▶ [Task requirements]
Make an exact copy of the entries below and leave any picture out of it.

▶ [Records]
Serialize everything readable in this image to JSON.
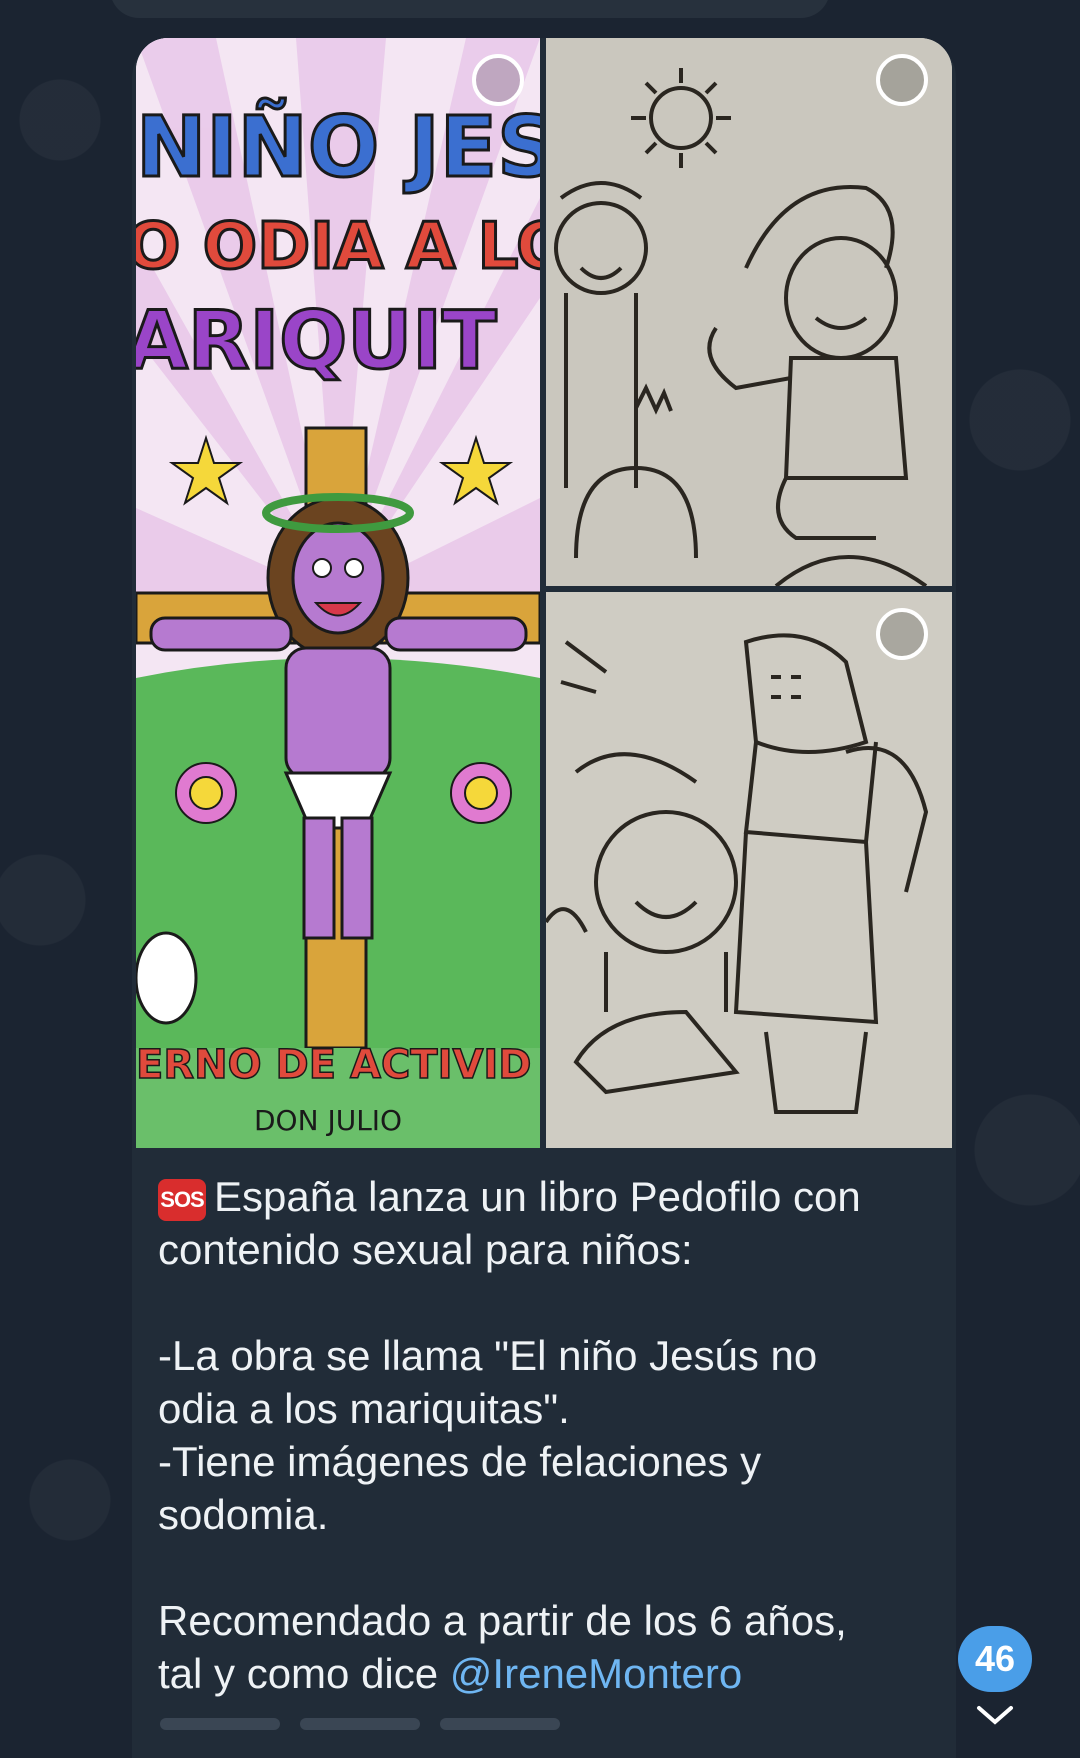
{
  "media": {
    "cover": {
      "title_line1": "NIÑO JES",
      "title_line2": "O ODIA A LO",
      "title_line3": "ARIQUIT",
      "subtitle": "ERNO DE ACTIVID",
      "author": "DON JULIO"
    }
  },
  "message": {
    "badge": "SOS",
    "lines": [
      "España lanza un libro Pedofilo con",
      "contenido sexual para niños:",
      "",
      "-La obra se llama \"El niño Jesús no",
      "odia a los mariquitas\".",
      "-Tiene imágenes de felaciones y",
      "sodomia.",
      "",
      "Recomendado a partir de los 6 años,"
    ],
    "last_line_prefix": "tal y como dice ",
    "mention": "@IreneMontero"
  },
  "unread_count": "46",
  "colors": {
    "background": "#1b2431",
    "bubble": "#212c38",
    "mention": "#6fb6f2",
    "badge": "#4a9ee8",
    "sos": "#d92d2d"
  }
}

▶ [Written response]
Serialize everything readable in this image to JSON.
{
  "media": {
    "cover": {
      "title_line1": "NIÑO JES",
      "title_line2": "O ODIA A LO",
      "title_line3": "ARIQUIT",
      "subtitle": "ERNO DE ACTIVID",
      "author": "DON JULIO"
    }
  },
  "message": {
    "badge": "SOS",
    "lines": [
      "España lanza un libro Pedofilo con",
      "contenido sexual para niños:",
      "",
      "-La obra se llama \"El niño Jesús no",
      "odia a los mariquitas\".",
      "-Tiene imágenes de felaciones y",
      "sodomia.",
      "",
      "Recomendado a partir de los 6 años,"
    ],
    "last_line_prefix": "tal y como dice ",
    "mention": "@IreneMontero"
  },
  "unread_count": "46",
  "colors": {
    "background": "#1b2431",
    "bubble": "#212c38",
    "mention": "#6fb6f2",
    "badge": "#4a9ee8",
    "sos": "#d92d2d"
  }
}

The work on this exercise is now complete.